> [Data provided]:
## START

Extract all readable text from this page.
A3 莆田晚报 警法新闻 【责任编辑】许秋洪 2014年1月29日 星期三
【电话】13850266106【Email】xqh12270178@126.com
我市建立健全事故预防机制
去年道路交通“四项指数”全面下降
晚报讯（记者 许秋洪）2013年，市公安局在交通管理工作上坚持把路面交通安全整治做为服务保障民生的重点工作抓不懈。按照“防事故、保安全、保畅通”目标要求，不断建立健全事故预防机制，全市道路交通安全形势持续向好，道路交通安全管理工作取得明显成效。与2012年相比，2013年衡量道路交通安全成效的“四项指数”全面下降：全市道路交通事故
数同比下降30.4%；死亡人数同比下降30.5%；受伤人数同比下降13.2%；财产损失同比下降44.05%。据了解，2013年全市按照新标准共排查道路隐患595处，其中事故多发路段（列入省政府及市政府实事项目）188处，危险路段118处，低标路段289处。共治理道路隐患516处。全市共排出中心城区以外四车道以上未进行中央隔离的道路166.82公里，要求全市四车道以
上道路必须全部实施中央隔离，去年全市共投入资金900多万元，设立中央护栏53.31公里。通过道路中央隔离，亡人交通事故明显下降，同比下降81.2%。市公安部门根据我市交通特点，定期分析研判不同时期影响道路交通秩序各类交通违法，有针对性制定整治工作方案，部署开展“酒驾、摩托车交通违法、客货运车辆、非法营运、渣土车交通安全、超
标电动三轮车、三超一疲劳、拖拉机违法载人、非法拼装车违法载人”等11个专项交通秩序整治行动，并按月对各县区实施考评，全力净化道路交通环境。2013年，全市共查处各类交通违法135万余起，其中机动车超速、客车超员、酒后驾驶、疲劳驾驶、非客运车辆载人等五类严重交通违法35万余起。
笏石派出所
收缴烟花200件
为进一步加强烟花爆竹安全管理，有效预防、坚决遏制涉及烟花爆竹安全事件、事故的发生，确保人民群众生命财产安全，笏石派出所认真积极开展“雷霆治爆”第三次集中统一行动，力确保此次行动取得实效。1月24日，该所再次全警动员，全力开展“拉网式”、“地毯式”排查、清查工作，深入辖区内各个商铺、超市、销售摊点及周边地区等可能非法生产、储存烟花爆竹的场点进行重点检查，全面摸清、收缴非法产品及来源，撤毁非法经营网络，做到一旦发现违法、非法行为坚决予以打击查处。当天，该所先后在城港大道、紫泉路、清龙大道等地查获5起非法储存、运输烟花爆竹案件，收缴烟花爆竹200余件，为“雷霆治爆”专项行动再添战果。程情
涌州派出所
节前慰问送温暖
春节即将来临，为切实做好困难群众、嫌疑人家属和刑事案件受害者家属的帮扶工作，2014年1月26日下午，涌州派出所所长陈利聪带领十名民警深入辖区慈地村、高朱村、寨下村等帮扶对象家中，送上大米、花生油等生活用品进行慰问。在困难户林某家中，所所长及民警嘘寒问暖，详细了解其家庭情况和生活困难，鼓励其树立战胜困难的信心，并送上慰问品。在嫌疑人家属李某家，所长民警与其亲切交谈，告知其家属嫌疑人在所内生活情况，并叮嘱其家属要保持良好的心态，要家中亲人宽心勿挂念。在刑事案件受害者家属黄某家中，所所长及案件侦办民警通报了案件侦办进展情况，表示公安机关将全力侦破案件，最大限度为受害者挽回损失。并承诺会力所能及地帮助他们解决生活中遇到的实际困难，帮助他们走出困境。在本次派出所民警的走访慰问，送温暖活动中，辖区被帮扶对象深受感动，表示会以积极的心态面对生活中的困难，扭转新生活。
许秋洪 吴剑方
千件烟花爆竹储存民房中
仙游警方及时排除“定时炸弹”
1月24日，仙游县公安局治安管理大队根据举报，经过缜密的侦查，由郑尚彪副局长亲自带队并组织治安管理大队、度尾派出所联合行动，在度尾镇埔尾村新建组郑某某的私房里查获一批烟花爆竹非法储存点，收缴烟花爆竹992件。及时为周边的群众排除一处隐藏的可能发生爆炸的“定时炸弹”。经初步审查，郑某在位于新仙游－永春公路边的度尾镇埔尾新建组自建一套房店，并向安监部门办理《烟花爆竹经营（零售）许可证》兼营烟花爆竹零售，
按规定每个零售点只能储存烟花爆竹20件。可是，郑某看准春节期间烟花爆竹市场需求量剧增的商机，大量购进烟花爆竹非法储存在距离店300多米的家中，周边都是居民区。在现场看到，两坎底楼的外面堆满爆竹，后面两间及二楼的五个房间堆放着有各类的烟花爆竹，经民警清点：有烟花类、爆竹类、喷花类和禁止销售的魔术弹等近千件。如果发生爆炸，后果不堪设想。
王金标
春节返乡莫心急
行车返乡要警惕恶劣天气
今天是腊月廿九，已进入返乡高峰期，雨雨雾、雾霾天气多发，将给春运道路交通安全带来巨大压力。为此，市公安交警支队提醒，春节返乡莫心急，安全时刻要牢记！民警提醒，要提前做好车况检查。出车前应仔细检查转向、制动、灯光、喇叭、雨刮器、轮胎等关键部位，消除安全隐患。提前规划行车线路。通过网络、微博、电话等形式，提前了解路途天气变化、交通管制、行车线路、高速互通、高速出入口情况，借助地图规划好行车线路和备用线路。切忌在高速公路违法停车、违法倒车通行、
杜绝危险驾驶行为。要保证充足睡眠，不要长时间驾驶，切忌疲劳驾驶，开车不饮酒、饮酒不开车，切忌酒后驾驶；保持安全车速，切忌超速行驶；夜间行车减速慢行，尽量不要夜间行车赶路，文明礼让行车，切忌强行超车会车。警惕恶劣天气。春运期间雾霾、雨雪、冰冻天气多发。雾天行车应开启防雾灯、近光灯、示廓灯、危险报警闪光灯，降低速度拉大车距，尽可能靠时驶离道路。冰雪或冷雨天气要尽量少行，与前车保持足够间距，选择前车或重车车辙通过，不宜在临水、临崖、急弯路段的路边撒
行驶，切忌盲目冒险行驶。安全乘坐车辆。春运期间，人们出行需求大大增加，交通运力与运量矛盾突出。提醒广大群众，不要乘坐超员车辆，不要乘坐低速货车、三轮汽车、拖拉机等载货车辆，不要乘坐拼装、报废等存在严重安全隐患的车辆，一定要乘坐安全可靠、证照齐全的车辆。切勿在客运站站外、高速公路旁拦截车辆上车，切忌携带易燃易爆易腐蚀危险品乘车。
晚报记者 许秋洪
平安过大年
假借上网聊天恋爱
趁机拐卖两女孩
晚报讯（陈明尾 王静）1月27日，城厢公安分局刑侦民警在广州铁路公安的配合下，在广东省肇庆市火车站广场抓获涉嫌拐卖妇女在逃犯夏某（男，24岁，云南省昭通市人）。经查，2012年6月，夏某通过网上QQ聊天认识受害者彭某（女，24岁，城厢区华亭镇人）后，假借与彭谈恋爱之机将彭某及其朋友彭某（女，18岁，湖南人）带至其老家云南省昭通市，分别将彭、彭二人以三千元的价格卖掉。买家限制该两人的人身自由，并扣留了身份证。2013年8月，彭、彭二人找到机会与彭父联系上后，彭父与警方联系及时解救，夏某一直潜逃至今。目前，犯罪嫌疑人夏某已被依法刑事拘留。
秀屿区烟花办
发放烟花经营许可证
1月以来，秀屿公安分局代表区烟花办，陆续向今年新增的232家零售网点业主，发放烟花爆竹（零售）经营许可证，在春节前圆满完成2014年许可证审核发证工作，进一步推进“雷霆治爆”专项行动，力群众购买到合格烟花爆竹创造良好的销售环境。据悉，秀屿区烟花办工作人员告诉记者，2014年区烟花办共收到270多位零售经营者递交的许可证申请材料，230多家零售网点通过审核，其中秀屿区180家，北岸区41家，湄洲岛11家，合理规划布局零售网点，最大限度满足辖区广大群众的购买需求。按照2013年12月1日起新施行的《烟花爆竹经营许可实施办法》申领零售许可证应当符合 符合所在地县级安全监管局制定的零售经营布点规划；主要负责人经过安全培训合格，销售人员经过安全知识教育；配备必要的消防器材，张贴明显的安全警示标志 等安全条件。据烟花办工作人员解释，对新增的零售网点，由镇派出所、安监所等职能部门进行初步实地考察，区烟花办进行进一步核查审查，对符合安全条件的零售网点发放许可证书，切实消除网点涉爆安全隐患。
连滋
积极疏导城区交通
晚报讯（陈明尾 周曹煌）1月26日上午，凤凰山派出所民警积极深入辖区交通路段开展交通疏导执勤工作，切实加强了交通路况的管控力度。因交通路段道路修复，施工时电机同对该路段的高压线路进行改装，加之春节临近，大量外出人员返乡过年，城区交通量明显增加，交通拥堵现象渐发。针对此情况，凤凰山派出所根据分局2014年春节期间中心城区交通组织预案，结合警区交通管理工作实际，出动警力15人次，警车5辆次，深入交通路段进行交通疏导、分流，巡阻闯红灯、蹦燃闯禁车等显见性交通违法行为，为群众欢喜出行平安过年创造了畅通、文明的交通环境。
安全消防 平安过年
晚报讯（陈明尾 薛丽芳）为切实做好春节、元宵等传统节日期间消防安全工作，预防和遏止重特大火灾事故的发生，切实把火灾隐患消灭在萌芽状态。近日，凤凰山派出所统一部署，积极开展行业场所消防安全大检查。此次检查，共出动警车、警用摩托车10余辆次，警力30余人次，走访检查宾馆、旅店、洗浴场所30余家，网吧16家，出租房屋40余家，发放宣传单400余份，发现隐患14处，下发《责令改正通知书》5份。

## END

State the number of lines in this listing that contain the string "春节返乡莫心急", and add nothing else.

> [Response for this exercise]:
2